[Data extracted from a collection]
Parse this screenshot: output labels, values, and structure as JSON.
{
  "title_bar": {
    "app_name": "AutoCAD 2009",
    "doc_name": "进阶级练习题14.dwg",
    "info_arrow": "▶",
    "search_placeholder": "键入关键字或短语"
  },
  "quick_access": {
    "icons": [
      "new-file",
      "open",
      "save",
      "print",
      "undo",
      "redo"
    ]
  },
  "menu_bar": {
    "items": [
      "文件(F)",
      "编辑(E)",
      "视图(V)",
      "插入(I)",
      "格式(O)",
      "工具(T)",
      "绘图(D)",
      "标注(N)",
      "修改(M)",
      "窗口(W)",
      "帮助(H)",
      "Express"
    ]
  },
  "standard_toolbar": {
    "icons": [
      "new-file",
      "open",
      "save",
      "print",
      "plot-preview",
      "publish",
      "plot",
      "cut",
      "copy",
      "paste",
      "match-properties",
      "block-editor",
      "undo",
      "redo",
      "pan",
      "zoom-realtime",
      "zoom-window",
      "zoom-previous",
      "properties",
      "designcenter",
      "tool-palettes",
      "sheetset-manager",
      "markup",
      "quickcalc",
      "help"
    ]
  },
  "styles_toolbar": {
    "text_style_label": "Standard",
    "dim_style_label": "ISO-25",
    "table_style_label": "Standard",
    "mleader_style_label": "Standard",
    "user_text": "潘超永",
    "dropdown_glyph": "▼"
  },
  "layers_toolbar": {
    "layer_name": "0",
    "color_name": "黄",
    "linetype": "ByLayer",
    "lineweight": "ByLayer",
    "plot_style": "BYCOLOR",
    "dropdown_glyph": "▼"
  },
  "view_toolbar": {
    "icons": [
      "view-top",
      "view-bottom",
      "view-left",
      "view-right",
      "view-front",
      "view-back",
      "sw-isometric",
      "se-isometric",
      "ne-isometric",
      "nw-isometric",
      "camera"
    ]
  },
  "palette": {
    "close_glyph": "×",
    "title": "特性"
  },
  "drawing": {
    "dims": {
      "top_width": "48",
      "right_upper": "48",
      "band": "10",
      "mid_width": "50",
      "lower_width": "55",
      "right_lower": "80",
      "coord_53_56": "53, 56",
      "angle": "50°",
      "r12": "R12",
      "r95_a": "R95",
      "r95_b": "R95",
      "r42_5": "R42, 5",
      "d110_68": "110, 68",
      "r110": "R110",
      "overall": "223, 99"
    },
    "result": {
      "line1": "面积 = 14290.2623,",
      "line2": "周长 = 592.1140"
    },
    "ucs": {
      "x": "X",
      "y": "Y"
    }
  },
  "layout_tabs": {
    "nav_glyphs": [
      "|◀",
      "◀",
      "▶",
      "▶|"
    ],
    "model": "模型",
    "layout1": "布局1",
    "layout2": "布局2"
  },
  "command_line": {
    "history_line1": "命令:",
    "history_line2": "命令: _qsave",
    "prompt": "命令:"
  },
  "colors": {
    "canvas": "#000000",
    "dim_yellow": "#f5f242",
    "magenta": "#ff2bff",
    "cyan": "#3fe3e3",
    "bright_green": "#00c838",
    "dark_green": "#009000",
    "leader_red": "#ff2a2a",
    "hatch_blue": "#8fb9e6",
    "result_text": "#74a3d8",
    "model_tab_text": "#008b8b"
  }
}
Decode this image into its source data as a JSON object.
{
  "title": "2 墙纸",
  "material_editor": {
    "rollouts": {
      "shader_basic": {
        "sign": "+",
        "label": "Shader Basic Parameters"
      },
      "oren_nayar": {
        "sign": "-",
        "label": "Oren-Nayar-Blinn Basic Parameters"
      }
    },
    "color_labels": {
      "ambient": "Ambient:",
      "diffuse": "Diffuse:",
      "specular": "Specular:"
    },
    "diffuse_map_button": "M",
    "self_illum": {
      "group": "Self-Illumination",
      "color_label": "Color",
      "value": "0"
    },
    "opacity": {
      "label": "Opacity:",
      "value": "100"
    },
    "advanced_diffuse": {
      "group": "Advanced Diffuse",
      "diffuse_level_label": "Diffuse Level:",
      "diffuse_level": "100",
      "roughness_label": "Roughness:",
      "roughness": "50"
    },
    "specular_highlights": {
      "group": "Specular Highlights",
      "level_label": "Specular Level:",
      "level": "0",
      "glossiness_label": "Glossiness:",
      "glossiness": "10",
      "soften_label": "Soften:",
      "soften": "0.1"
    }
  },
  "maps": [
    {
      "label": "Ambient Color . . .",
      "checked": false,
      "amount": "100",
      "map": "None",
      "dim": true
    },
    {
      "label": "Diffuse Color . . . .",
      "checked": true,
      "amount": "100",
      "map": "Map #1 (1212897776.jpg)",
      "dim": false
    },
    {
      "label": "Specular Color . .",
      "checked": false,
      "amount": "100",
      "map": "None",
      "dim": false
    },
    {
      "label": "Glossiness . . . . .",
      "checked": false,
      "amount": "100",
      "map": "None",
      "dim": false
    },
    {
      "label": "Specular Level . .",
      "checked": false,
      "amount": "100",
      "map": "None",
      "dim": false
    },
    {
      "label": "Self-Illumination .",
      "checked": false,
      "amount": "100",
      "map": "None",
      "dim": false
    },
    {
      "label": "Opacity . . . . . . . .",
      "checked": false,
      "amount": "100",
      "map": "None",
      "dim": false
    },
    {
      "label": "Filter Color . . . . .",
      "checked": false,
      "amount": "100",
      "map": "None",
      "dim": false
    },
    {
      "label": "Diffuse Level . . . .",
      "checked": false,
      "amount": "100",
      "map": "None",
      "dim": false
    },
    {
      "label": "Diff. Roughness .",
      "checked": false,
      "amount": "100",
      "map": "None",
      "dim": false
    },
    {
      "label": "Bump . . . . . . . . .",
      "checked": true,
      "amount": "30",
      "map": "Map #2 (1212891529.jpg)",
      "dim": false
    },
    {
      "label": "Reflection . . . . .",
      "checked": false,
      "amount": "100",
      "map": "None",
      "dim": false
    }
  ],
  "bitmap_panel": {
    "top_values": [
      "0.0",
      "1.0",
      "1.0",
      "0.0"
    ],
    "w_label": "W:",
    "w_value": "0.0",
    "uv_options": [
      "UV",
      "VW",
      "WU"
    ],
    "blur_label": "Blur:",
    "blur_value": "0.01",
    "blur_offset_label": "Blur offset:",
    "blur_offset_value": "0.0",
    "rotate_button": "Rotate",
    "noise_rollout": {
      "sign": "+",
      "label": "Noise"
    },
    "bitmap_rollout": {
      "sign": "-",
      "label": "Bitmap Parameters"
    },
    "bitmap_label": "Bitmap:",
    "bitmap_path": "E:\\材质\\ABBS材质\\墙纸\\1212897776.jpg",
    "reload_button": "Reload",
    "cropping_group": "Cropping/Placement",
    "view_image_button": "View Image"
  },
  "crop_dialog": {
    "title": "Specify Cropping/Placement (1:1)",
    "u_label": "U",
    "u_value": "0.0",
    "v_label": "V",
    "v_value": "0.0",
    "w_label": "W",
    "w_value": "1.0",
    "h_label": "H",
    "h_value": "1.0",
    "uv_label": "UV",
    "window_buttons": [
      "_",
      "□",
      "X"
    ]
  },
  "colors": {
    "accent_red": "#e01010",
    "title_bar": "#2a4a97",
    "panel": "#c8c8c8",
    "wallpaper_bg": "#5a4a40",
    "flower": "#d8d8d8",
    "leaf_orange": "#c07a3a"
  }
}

◆ **AIM OF THE EXERCISE**:
Take the listing above and set it down exactly.

◆ **WORKED ANSWER**:
Parse this screenshot: output labels, values, and structure as JSON.
{
  "title_bar": {
    "app_name": "AutoCAD 2009",
    "doc_name": "进阶级练习题14.dwg",
    "info_arrow": "▶",
    "search_placeholder": "键入关键字或短语"
  },
  "quick_access": {
    "icons": [
      "new-file",
      "open",
      "save",
      "print",
      "undo",
      "redo"
    ]
  },
  "menu_bar": {
    "items": [
      "文件(F)",
      "编辑(E)",
      "视图(V)",
      "插入(I)",
      "格式(O)",
      "工具(T)",
      "绘图(D)",
      "标注(N)",
      "修改(M)",
      "窗口(W)",
      "帮助(H)",
      "Express"
    ]
  },
  "standard_toolbar": {
    "icons": [
      "new-file",
      "open",
      "save",
      "print",
      "plot-preview",
      "publish",
      "plot",
      "cut",
      "copy",
      "paste",
      "match-properties",
      "block-editor",
      "undo",
      "redo",
      "pan",
      "zoom-realtime",
      "zoom-window",
      "zoom-previous",
      "properties",
      "designcenter",
      "tool-palettes",
      "sheetset-manager",
      "markup",
      "quickcalc",
      "help"
    ]
  },
  "styles_toolbar": {
    "text_style_label": "Standard",
    "dim_style_label": "ISO-25",
    "table_style_label": "Standard",
    "mleader_style_label": "Standard",
    "user_text": "潘超永",
    "dropdown_glyph": "▼"
  },
  "layers_toolbar": {
    "layer_name": "0",
    "color_name": "黄",
    "linetype": "ByLayer",
    "lineweight": "ByLayer",
    "plot_style": "BYCOLOR",
    "dropdown_glyph": "▼"
  },
  "view_toolbar": {
    "icons": [
      "view-top",
      "view-bottom",
      "view-left",
      "view-right",
      "view-front",
      "view-back",
      "sw-isometric",
      "se-isometric",
      "ne-isometric",
      "nw-isometric",
      "camera"
    ]
  },
  "palette": {
    "close_glyph": "×",
    "title": "特性"
  },
  "drawing": {
    "dims": {
      "top_width": "48",
      "right_upper": "48",
      "band": "10",
      "mid_width": "50",
      "lower_width": "55",
      "right_lower": "80",
      "coord_53_56": "53, 56",
      "angle": "50°",
      "r12": "R12",
      "r95_a": "R95",
      "r95_b": "R95",
      "r42_5": "R42, 5",
      "d110_68": "110, 68",
      "r110": "R110",
      "overall": "223, 99"
    },
    "result": {
      "line1": "面积 = 14290.2623,",
      "line2": "周长 = 592.1140"
    },
    "ucs": {
      "x": "X",
      "y": "Y"
    }
  },
  "layout_tabs": {
    "nav_glyphs": [
      "|◀",
      "◀",
      "▶",
      "▶|"
    ],
    "model": "模型",
    "layout1": "布局1",
    "layout2": "布局2"
  },
  "command_line": {
    "history_line1": "命令:",
    "history_line2": "命令: _qsave",
    "prompt": "命令:"
  },
  "colors": {
    "canvas": "#000000",
    "dim_yellow": "#f5f242",
    "magenta": "#ff2bff",
    "cyan": "#3fe3e3",
    "bright_green": "#00c838",
    "dark_green": "#009000",
    "leader_red": "#ff2a2a",
    "hatch_blue": "#8fb9e6",
    "result_text": "#74a3d8",
    "model_tab_text": "#008b8b"
  }
}
Decode this image into its source data as a JSON object.
{
  "title": "2 墙纸",
  "material_editor": {
    "rollouts": {
      "shader_basic": {
        "sign": "+",
        "label": "Shader Basic Parameters"
      },
      "oren_nayar": {
        "sign": "-",
        "label": "Oren-Nayar-Blinn Basic Parameters"
      }
    },
    "color_labels": {
      "ambient": "Ambient:",
      "diffuse": "Diffuse:",
      "specular": "Specular:"
    },
    "diffuse_map_button": "M",
    "self_illum": {
      "group": "Self-Illumination",
      "color_label": "Color",
      "value": "0"
    },
    "opacity": {
      "label": "Opacity:",
      "value": "100"
    },
    "advanced_diffuse": {
      "group": "Advanced Diffuse",
      "diffuse_level_label": "Diffuse Level:",
      "diffuse_level": "100",
      "roughness_label": "Roughness:",
      "roughness": "50"
    },
    "specular_highlights": {
      "group": "Specular Highlights",
      "level_label": "Specular Level:",
      "level": "0",
      "glossiness_label": "Glossiness:",
      "glossiness": "10",
      "soften_label": "Soften:",
      "soften": "0.1"
    }
  },
  "maps": [
    {
      "label": "Ambient Color . . .",
      "checked": false,
      "amount": "100",
      "map": "None",
      "dim": true
    },
    {
      "label": "Diffuse Color . . . .",
      "checked": true,
      "amount": "100",
      "map": "Map #1 (1212897776.jpg)",
      "dim": false
    },
    {
      "label": "Specular Color . .",
      "checked": false,
      "amount": "100",
      "map": "None",
      "dim": false
    },
    {
      "label": "Glossiness . . . . .",
      "checked": false,
      "amount": "100",
      "map": "None",
      "dim": false
    },
    {
      "label": "Specular Level . .",
      "checked": false,
      "amount": "100",
      "map": "None",
      "dim": false
    },
    {
      "label": "Self-Illumination .",
      "checked": false,
      "amount": "100",
      "map": "None",
      "dim": false
    },
    {
      "label": "Opacity . . . . . . . .",
      "checked": false,
      "amount": "100",
      "map": "None",
      "dim": false
    },
    {
      "label": "Filter Color . . . . .",
      "checked": false,
      "amount": "100",
      "map": "None",
      "dim": false
    },
    {
      "label": "Diffuse Level . . . .",
      "checked": false,
      "amount": "100",
      "map": "None",
      "dim": false
    },
    {
      "label": "Diff. Roughness .",
      "checked": false,
      "amount": "100",
      "map": "None",
      "dim": false
    },
    {
      "label": "Bump . . . . . . . . .",
      "checked": true,
      "amount": "30",
      "map": "Map #2 (1212891529.jpg)",
      "dim": false
    },
    {
      "label": "Reflection . . . . .",
      "checked": false,
      "amount": "100",
      "map": "None",
      "dim": false
    }
  ],
  "bitmap_panel": {
    "top_values": [
      "0.0",
      "1.0",
      "1.0",
      "0.0"
    ],
    "w_label": "W:",
    "w_value": "0.0",
    "uv_options": [
      "UV",
      "VW",
      "WU"
    ],
    "blur_label": "Blur:",
    "blur_value": "0.01",
    "blur_offset_label": "Blur offset:",
    "blur_offset_value": "0.0",
    "rotate_button": "Rotate",
    "noise_rollout": {
      "sign": "+",
      "label": "Noise"
    },
    "bitmap_rollout": {
      "sign": "-",
      "label": "Bitmap Parameters"
    },
    "bitmap_label": "Bitmap:",
    "bitmap_path": "E:\\材质\\ABBS材质\\墙纸\\1212897776.jpg",
    "reload_button": "Reload",
    "cropping_group": "Cropping/Placement",
    "view_image_button": "View Image"
  },
  "crop_dialog": {
    "title": "Specify Cropping/Placement (1:1)",
    "u_label": "U",
    "u_value": "0.0",
    "v_label": "V",
    "v_value": "0.0",
    "w_label": "W",
    "w_value": "1.0",
    "h_label": "H",
    "h_value": "1.0",
    "uv_label": "UV",
    "window_buttons": [
      "_",
      "□",
      "X"
    ]
  },
  "colors": {
    "accent_red": "#e01010",
    "title_bar": "#2a4a97",
    "panel": "#c8c8c8",
    "wallpaper_bg": "#5a4a40",
    "flower": "#d8d8d8",
    "leaf_orange": "#c07a3a"
  }
}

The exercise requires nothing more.